* **PROBLEM**: Output the data below in full, byte for byte. Nothing may differ.

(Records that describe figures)
+++++
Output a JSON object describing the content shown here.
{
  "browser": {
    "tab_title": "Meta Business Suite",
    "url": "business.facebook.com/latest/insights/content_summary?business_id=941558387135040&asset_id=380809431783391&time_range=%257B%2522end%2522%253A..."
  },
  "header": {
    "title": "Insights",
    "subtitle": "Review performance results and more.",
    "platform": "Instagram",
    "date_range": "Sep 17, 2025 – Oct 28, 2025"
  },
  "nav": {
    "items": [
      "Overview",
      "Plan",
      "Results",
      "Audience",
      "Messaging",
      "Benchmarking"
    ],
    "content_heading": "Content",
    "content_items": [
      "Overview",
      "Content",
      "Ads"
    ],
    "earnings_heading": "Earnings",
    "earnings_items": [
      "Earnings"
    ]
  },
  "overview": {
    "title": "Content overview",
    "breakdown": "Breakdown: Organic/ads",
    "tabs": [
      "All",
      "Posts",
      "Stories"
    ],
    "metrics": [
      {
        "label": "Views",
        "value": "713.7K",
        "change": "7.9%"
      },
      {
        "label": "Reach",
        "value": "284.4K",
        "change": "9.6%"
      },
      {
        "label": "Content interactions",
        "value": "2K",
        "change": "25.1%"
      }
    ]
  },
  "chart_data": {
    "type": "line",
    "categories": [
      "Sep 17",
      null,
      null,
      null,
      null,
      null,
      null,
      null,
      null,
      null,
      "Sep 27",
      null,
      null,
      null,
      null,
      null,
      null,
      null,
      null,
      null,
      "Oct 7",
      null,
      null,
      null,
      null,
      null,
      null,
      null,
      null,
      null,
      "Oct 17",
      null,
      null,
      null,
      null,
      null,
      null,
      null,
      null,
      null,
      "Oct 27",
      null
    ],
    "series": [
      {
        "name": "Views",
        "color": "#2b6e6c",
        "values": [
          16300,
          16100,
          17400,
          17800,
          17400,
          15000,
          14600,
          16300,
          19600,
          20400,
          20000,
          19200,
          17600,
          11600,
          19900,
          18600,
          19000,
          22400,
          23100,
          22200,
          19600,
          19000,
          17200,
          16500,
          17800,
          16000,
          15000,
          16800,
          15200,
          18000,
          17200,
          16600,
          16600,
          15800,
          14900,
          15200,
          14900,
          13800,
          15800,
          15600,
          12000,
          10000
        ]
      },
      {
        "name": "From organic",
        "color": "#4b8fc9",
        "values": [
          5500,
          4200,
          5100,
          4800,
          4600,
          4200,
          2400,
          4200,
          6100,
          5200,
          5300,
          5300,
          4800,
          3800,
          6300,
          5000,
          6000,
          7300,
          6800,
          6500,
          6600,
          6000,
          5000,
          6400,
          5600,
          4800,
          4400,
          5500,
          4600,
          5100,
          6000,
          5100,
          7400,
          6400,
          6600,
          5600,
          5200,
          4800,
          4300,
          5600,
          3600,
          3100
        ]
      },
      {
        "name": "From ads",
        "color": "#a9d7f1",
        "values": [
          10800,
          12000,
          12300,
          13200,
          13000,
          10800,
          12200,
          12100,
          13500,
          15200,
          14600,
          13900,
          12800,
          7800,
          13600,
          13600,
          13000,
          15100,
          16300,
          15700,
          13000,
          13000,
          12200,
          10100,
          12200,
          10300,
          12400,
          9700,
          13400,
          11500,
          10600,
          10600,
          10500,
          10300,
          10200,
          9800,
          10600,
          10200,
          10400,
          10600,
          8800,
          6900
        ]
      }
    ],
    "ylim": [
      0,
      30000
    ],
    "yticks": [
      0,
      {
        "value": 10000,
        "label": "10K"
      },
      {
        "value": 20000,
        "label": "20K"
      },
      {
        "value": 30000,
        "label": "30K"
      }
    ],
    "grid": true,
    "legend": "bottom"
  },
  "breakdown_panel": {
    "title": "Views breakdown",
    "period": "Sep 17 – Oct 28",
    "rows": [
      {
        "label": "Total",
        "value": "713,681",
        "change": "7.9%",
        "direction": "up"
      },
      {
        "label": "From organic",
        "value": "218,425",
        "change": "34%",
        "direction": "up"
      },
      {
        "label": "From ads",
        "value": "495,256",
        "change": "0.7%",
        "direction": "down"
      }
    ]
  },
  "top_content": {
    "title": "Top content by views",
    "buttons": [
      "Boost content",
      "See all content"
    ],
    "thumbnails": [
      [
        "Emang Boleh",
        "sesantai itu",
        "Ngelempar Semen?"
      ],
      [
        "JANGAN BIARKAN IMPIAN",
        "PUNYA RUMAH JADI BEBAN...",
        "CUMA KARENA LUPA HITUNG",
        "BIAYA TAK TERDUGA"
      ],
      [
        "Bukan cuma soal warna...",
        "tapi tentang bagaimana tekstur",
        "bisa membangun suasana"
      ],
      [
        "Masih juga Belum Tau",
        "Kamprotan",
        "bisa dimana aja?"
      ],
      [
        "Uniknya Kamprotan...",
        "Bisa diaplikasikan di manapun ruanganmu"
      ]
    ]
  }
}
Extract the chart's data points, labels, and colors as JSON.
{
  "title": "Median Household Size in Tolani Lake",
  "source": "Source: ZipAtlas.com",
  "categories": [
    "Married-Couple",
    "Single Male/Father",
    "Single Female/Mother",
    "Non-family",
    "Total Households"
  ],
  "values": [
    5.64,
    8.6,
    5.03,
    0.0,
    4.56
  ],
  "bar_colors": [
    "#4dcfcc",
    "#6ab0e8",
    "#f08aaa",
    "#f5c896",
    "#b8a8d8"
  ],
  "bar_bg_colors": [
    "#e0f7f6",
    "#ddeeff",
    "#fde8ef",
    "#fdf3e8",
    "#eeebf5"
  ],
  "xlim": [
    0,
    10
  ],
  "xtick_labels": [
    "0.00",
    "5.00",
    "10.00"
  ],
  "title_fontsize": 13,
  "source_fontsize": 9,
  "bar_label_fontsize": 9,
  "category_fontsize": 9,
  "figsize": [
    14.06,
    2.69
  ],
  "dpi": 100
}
+++++
* **EXPECTED ANSWER**:
Output a JSON object describing the content shown here.
{
  "browser": {
    "tab_title": "Meta Business Suite",
    "url": "business.facebook.com/latest/insights/content_summary?business_id=941558387135040&asset_id=380809431783391&time_range=%257B%2522end%2522%253A..."
  },
  "header": {
    "title": "Insights",
    "subtitle": "Review performance results and more.",
    "platform": "Instagram",
    "date_range": "Sep 17, 2025 – Oct 28, 2025"
  },
  "nav": {
    "items": [
      "Overview",
      "Plan",
      "Results",
      "Audience",
      "Messaging",
      "Benchmarking"
    ],
    "content_heading": "Content",
    "content_items": [
      "Overview",
      "Content",
      "Ads"
    ],
    "earnings_heading": "Earnings",
    "earnings_items": [
      "Earnings"
    ]
  },
  "overview": {
    "title": "Content overview",
    "breakdown": "Breakdown: Organic/ads",
    "tabs": [
      "All",
      "Posts",
      "Stories"
    ],
    "metrics": [
      {
        "label": "Views",
        "value": "713.7K",
        "change": "7.9%"
      },
      {
        "label": "Reach",
        "value": "284.4K",
        "change": "9.6%"
      },
      {
        "label": "Content interactions",
        "value": "2K",
        "change": "25.1%"
      }
    ]
  },
  "chart_data": {
    "type": "line",
    "categories": [
      "Sep 17",
      null,
      null,
      null,
      null,
      null,
      null,
      null,
      null,
      null,
      "Sep 27",
      null,
      null,
      null,
      null,
      null,
      null,
      null,
      null,
      null,
      "Oct 7",
      null,
      null,
      null,
      null,
      null,
      null,
      null,
      null,
      null,
      "Oct 17",
      null,
      null,
      null,
      null,
      null,
      null,
      null,
      null,
      null,
      "Oct 27",
      null
    ],
    "series": [
      {
        "name": "Views",
        "color": "#2b6e6c",
        "values": [
          16300,
          16100,
          17400,
          17800,
          17400,
          15000,
          14600,
          16300,
          19600,
          20400,
          20000,
          19200,
          17600,
          11600,
          19900,
          18600,
          19000,
          22400,
          23100,
          22200,
          19600,
          19000,
          17200,
          16500,
          17800,
          16000,
          15000,
          16800,
          15200,
          18000,
          17200,
          16600,
          16600,
          15800,
          14900,
          15200,
          14900,
          13800,
          15800,
          15600,
          12000,
          10000
        ]
      },
      {
        "name": "From organic",
        "color": "#4b8fc9",
        "values": [
          5500,
          4200,
          5100,
          4800,
          4600,
          4200,
          2400,
          4200,
          6100,
          5200,
          5300,
          5300,
          4800,
          3800,
          6300,
          5000,
          6000,
          7300,
          6800,
          6500,
          6600,
          6000,
          5000,
          6400,
          5600,
          4800,
          4400,
          5500,
          4600,
          5100,
          6000,
          5100,
          7400,
          6400,
          6600,
          5600,
          5200,
          4800,
          4300,
          5600,
          3600,
          3100
        ]
      },
      {
        "name": "From ads",
        "color": "#a9d7f1",
        "values": [
          10800,
          12000,
          12300,
          13200,
          13000,
          10800,
          12200,
          12100,
          13500,
          15200,
          14600,
          13900,
          12800,
          7800,
          13600,
          13600,
          13000,
          15100,
          16300,
          15700,
          13000,
          13000,
          12200,
          10100,
          12200,
          10300,
          12400,
          9700,
          13400,
          11500,
          10600,
          10600,
          10500,
          10300,
          10200,
          9800,
          10600,
          10200,
          10400,
          10600,
          8800,
          6900
        ]
      }
    ],
    "ylim": [
      0,
      30000
    ],
    "yticks": [
      0,
      {
        "value": 10000,
        "label": "10K"
      },
      {
        "value": 20000,
        "label": "20K"
      },
      {
        "value": 30000,
        "label": "30K"
      }
    ],
    "grid": true,
    "legend": "bottom"
  },
  "breakdown_panel": {
    "title": "Views breakdown",
    "period": "Sep 17 – Oct 28",
    "rows": [
      {
        "label": "Total",
        "value": "713,681",
        "change": "7.9%",
        "direction": "up"
      },
      {
        "label": "From organic",
        "value": "218,425",
        "change": "34%",
        "direction": "up"
      },
      {
        "label": "From ads",
        "value": "495,256",
        "change": "0.7%",
        "direction": "down"
      }
    ]
  },
  "top_content": {
    "title": "Top content by views",
    "buttons": [
      "Boost content",
      "See all content"
    ],
    "thumbnails": [
      [
        "Emang Boleh",
        "sesantai itu",
        "Ngelempar Semen?"
      ],
      [
        "JANGAN BIARKAN IMPIAN",
        "PUNYA RUMAH JADI BEBAN...",
        "CUMA KARENA LUPA HITUNG",
        "BIAYA TAK TERDUGA"
      ],
      [
        "Bukan cuma soal warna...",
        "tapi tentang bagaimana tekstur",
        "bisa membangun suasana"
      ],
      [
        "Masih juga Belum Tau",
        "Kamprotan",
        "bisa dimana aja?"
      ],
      [
        "Uniknya Kamprotan...",
        "Bisa diaplikasikan di manapun ruanganmu"
      ]
    ]
  }
}
Extract the chart's data points, labels, and colors as JSON.
{
  "title": "Median Household Size in Tolani Lake",
  "source": "Source: ZipAtlas.com",
  "categories": [
    "Married-Couple",
    "Single Male/Father",
    "Single Female/Mother",
    "Non-family",
    "Total Households"
  ],
  "values": [
    5.64,
    8.6,
    5.03,
    0.0,
    4.56
  ],
  "bar_colors": [
    "#4dcfcc",
    "#6ab0e8",
    "#f08aaa",
    "#f5c896",
    "#b8a8d8"
  ],
  "bar_bg_colors": [
    "#e0f7f6",
    "#ddeeff",
    "#fde8ef",
    "#fdf3e8",
    "#eeebf5"
  ],
  "xlim": [
    0,
    10
  ],
  "xtick_labels": [
    "0.00",
    "5.00",
    "10.00"
  ],
  "title_fontsize": 13,
  "source_fontsize": 9,
  "bar_label_fontsize": 9,
  "category_fontsize": 9,
  "figsize": [
    14.06,
    2.69
  ],
  "dpi": 100
}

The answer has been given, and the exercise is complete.